## Exercise requirements
Will you output all of the data below exactly, omitting the images?

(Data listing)
>>>>
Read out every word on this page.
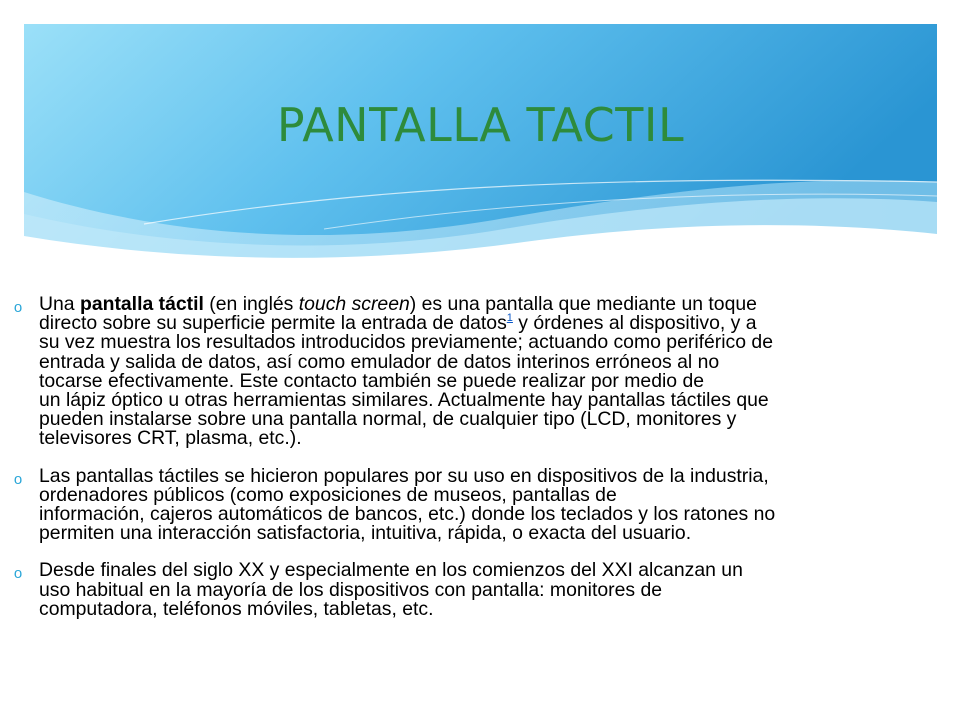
PANTALLA TACTIL
o Una pantalla táctil (en inglés touch screen) es una pantalla que mediante un toque
directo sobre su superficie permite la entrada de datos$^1$ y órdenes al dispositivo, y a
su vez muestra los resultados introducidos previamente; actuando como periférico de
entrada y salida de datos, así como emulador de datos interinos erróneos al no
tocarse efectivamente. Este contacto también se puede realizar por medio de
un lápiz óptico u otras herramientas similares. Actualmente hay pantallas táctiles que
pueden instalarse sobre una pantalla normal, de cualquier tipo (LCD, monitores y
televisores CRT, plasma, etc.).
o Las pantallas táctiles se hicieron populares por su uso en dispositivos de la industria,
ordenadores públicos (como exposiciones de museos, pantallas de
información, cajeros automáticos de bancos, etc.) donde los teclados y los ratones no
permiten una interacción satisfactoria, intuitiva, rápida, o exacta del usuario.
o Desde finales del siglo XX y especialmente en los comienzos del XXI alcanzan un
uso habitual en la mayoría de los dispositivos con pantalla: monitores de
computadora, teléfonos móviles, tabletas, etc.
<<<<
## Response
Read out every word on this page.
PANTALLA TACTIL
o Una pantalla táctil (en inglés touch screen) es una pantalla que mediante un toque
directo sobre su superficie permite la entrada de datos$^1$ y órdenes al dispositivo, y a
su vez muestra los resultados introducidos previamente; actuando como periférico de
entrada y salida de datos, así como emulador de datos interinos erróneos al no
tocarse efectivamente. Este contacto también se puede realizar por medio de
un lápiz óptico u otras herramientas similares. Actualmente hay pantallas táctiles que
pueden instalarse sobre una pantalla normal, de cualquier tipo (LCD, monitores y
televisores CRT, plasma, etc.).
o Las pantallas táctiles se hicieron populares por su uso en dispositivos de la industria,
ordenadores públicos (como exposiciones de museos, pantallas de
información, cajeros automáticos de bancos, etc.) donde los teclados y los ratones no
permiten una interacción satisfactoria, intuitiva, rápida, o exacta del usuario.
o Desde finales del siglo XX y especialmente en los comienzos del XXI alcanzan un
uso habitual en la mayoría de los dispositivos con pantalla: monitores de
computadora, teléfonos móviles, tabletas, etc.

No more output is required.